INSTRUCTIONS TO FOLLOW. Counting only lines that hold "OpenAI", give the total and nothing more.

>> START LISTING

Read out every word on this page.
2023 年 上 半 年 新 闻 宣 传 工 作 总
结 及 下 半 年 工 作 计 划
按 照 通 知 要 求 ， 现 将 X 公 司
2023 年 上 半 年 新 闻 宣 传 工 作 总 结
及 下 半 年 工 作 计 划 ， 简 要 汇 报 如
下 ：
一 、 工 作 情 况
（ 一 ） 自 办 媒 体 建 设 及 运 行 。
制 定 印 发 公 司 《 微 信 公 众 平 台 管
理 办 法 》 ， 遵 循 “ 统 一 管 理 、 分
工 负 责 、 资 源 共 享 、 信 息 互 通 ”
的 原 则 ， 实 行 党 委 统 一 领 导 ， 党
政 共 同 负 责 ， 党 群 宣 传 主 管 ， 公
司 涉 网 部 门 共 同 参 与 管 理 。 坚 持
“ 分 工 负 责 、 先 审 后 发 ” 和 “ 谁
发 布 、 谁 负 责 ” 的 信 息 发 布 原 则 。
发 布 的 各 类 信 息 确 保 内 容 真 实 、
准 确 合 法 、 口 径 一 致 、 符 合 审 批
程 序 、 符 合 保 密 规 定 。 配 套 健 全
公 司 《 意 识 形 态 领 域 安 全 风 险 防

>> END LISTING
>> START LISTING

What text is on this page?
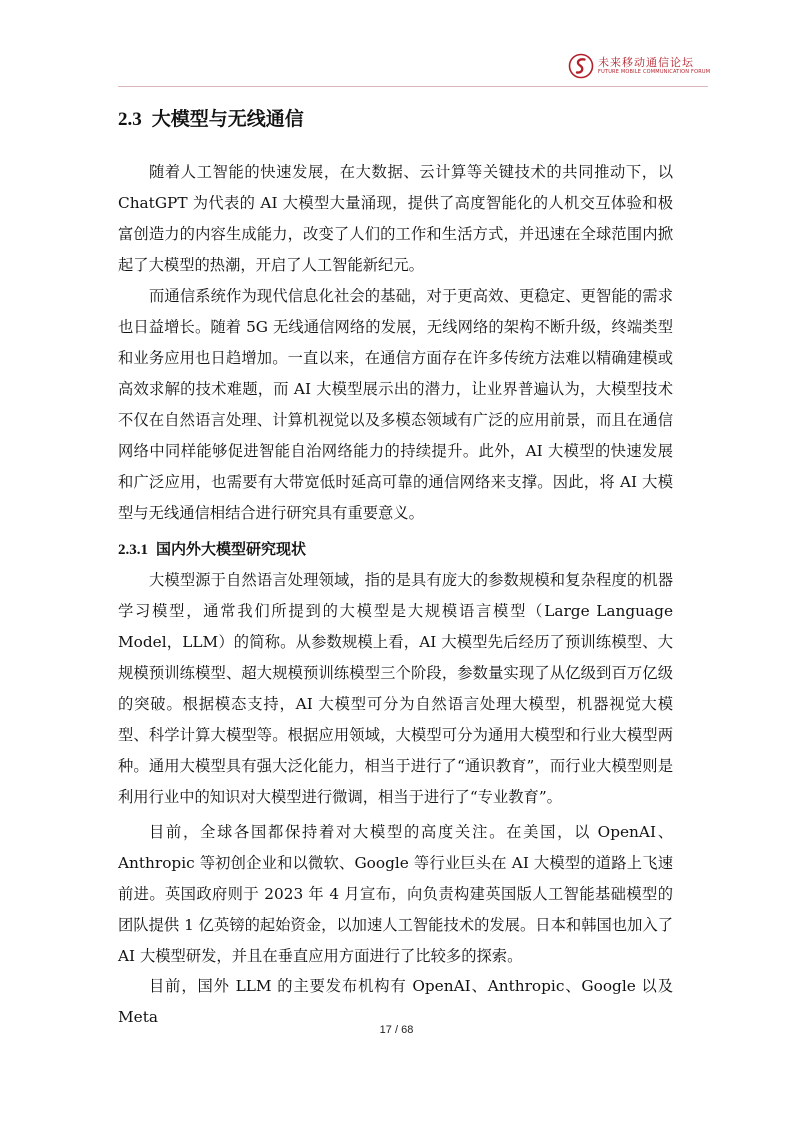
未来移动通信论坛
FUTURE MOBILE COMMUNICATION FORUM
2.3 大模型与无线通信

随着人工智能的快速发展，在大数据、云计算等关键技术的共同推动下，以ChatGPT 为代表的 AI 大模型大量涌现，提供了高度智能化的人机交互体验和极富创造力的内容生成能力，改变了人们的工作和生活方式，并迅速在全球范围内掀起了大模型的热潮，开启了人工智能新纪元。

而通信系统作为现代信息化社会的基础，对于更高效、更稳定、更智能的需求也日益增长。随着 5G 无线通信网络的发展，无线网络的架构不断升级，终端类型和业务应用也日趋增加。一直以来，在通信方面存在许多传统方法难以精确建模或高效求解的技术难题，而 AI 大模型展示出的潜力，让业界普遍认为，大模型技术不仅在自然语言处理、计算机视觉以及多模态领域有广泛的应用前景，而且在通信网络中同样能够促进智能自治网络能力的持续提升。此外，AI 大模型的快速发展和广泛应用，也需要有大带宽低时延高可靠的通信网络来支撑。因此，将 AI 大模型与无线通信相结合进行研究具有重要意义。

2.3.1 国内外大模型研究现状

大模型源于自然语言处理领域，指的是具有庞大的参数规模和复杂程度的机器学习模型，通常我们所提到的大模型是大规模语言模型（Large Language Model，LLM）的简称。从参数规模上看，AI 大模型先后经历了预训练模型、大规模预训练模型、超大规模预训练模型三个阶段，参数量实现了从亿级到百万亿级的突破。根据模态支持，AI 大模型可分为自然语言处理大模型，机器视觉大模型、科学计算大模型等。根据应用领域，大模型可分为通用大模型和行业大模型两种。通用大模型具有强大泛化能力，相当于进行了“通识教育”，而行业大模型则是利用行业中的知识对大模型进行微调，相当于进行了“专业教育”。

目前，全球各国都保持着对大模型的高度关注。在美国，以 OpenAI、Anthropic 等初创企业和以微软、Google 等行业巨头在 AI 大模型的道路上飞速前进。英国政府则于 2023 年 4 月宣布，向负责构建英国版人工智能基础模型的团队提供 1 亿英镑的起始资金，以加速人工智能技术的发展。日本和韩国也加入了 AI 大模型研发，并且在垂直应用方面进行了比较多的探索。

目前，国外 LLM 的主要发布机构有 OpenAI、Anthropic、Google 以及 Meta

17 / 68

>> END LISTING

THE SOLUTION. 2